> [TASK DIRECTIONS]: Give back each entry unchanged, minus pictures.

> [RECORDS PROVIDED]:
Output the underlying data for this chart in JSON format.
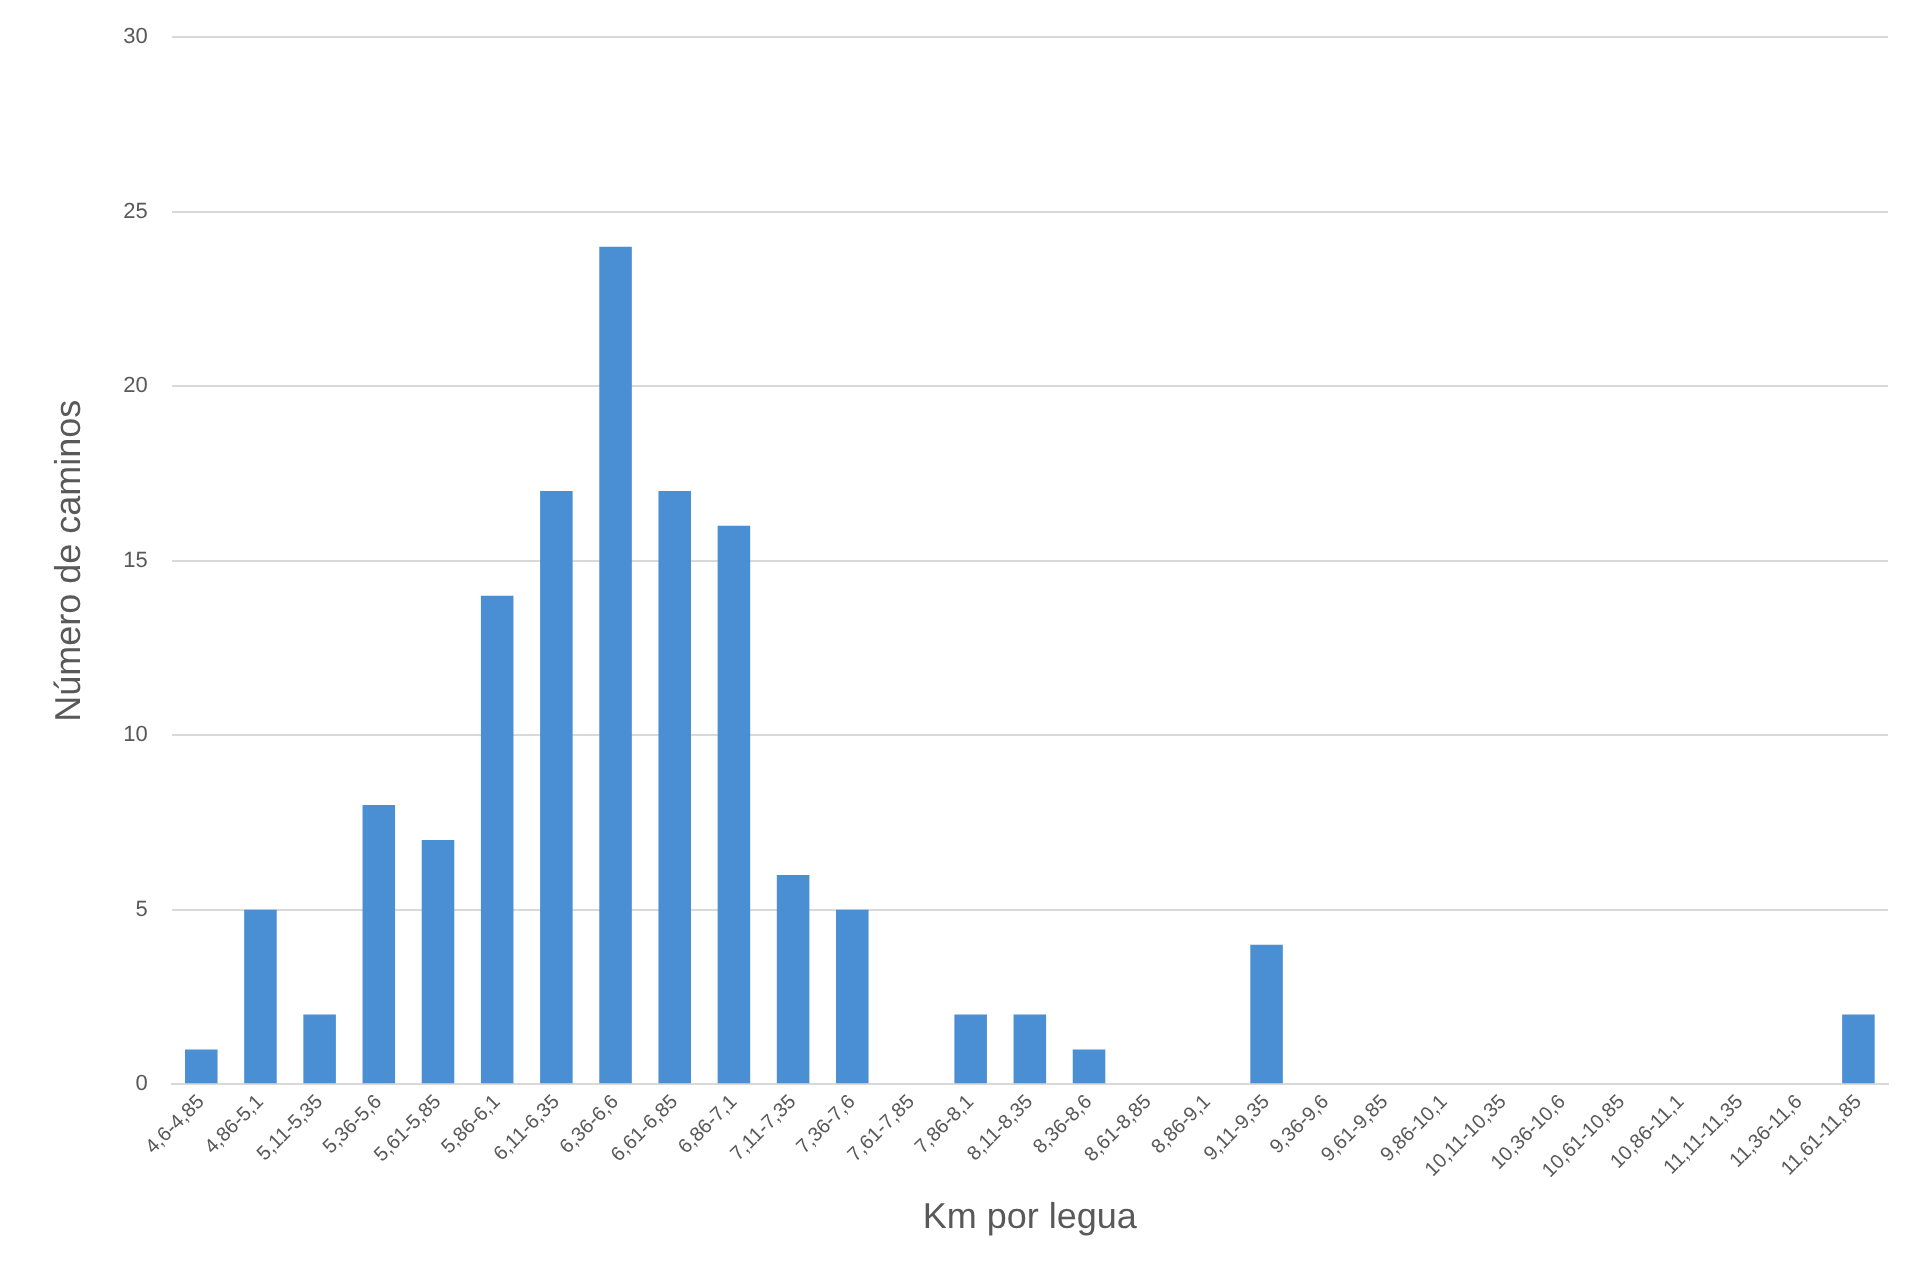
{
  "chart_data": {
    "type": "bar",
    "xlabel": "Km por legua",
    "ylabel": "Número de caminos",
    "categories": [
      "4,6-4,85",
      "4,86-5,1",
      "5,11-5,35",
      "5,36-5,6",
      "5,61-5,85",
      "5,86-6,1",
      "6,11-6,35",
      "6,36-6,6",
      "6,61-6,85",
      "6,86-7,1",
      "7,11-7,35",
      "7,36-7,6",
      "7,61-7,85",
      "7,86-8,1",
      "8,11-8,35",
      "8,36-8,6",
      "8,61-8,85",
      "8,86-9,1",
      "9,11-9,35",
      "9,36-9,6",
      "9,61-9,85",
      "9,86-10,1",
      "10,11-10,35",
      "10,36-10,6",
      "10,61-10,85",
      "10,86-11,1",
      "11,11-11,35",
      "11,36-11,6",
      "11,61-11,85"
    ],
    "values": [
      1,
      5,
      2,
      8,
      7,
      14,
      17,
      24,
      17,
      16,
      6,
      5,
      0,
      2,
      2,
      1,
      0,
      0,
      4,
      0,
      0,
      0,
      0,
      0,
      0,
      0,
      0,
      0,
      2
    ],
    "color": "#4a8fd4",
    "ylim": [
      0,
      30
    ],
    "yticks": [
      0,
      5,
      10,
      15,
      20,
      25,
      30
    ],
    "grid": "y",
    "legend": false
  }
}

> [FULL RESPONSE]:
Output the underlying data for this chart in JSON format.
{
  "chart_data": {
    "type": "bar",
    "xlabel": "Km por legua",
    "ylabel": "Número de caminos",
    "categories": [
      "4,6-4,85",
      "4,86-5,1",
      "5,11-5,35",
      "5,36-5,6",
      "5,61-5,85",
      "5,86-6,1",
      "6,11-6,35",
      "6,36-6,6",
      "6,61-6,85",
      "6,86-7,1",
      "7,11-7,35",
      "7,36-7,6",
      "7,61-7,85",
      "7,86-8,1",
      "8,11-8,35",
      "8,36-8,6",
      "8,61-8,85",
      "8,86-9,1",
      "9,11-9,35",
      "9,36-9,6",
      "9,61-9,85",
      "9,86-10,1",
      "10,11-10,35",
      "10,36-10,6",
      "10,61-10,85",
      "10,86-11,1",
      "11,11-11,35",
      "11,36-11,6",
      "11,61-11,85"
    ],
    "values": [
      1,
      5,
      2,
      8,
      7,
      14,
      17,
      24,
      17,
      16,
      6,
      5,
      0,
      2,
      2,
      1,
      0,
      0,
      4,
      0,
      0,
      0,
      0,
      0,
      0,
      0,
      0,
      0,
      2
    ],
    "color": "#4a8fd4",
    "ylim": [
      0,
      30
    ],
    "yticks": [
      0,
      5,
      10,
      15,
      20,
      25,
      30
    ],
    "grid": "y",
    "legend": false
  }
}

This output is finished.